Pariwisata dan Kebudayaan (1)

Spread the love

Dua variabel yang saya pakai sebagai judul tulisan ini sungguh sangatlah luas dan tak jelas batasannya.

“Pariwisata” dan “Kebudayaan” bersinggungan atau bertindih tepat dengan begitu banyak hal lain, baik turunan dari keduanya, maupun akar-akar yang mengerucut pada keduanya.

Pada tulisan pertama ini, saya sengaja tidak menyebutkan sub-judul apa yang kiranya menjadi fokus yang akan saya teliti atau bahas.

Hal ini saya maksudkan agar mula-mula, baiklah (sekali lagi) saya memberi sebuah gambaran umum mengenai “Pariwisata” dan “Kebudayaan”. Sebuah pemahaman dasar tentang kedua entitas ini, saya kira perlu terlebih dahulu dibentangkan.

> _Cuplikan data_:
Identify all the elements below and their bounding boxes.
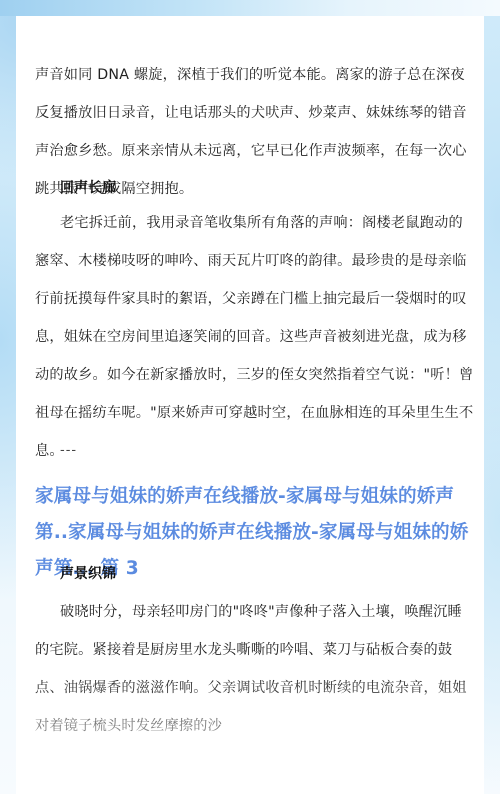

> _Tugas singkat_:
Lanjutkan tulisan tentang pariwisata dan kebudayaan, mulai sesudah kalimat terakhir yang ditampilkan.

> _Hasil latihan ini_:
Harapan kita, tulisan ini–yang tentu saja tidak merangkum semua versi–akan berkembang, selanjutnya. Saya juga sudah memikirkan tentang bagaimana kedua variabel ini mesti dirincikan sesuai konteks, tempat atau locus tertentu, juga kebutuhan yang lebih mendesak lainnya.

Kali ini saya mulai secara teoretis, semacam sebuah studi literer. Sehingga, bolehlah saya menantang diri saya sendiri dengan membuat proyek ini–meski hanya melalui tulisan–berkelanjutan, dan pada giliranya menemukan sasarannya yang lebih nyata.

Pariwisata

Dalam temuannya, H. Oka A. Yoeti menyebutkan bahwa kata “Pariwisata” sesungguhnya baru populer di Indonesia setelah Musyawarah Kedua Nasional Tourisme digelar di Tretes, Jawa Timur, pada 12-14 Juni 1958.

Sebelumnya, digunakan istilah “Tourisme” yang berasal dari Bahasa Belanda untuk menyebutkan segala hal-ihwal yang hingga detik ini kita mengerti sebagai “Pariwisata” itu.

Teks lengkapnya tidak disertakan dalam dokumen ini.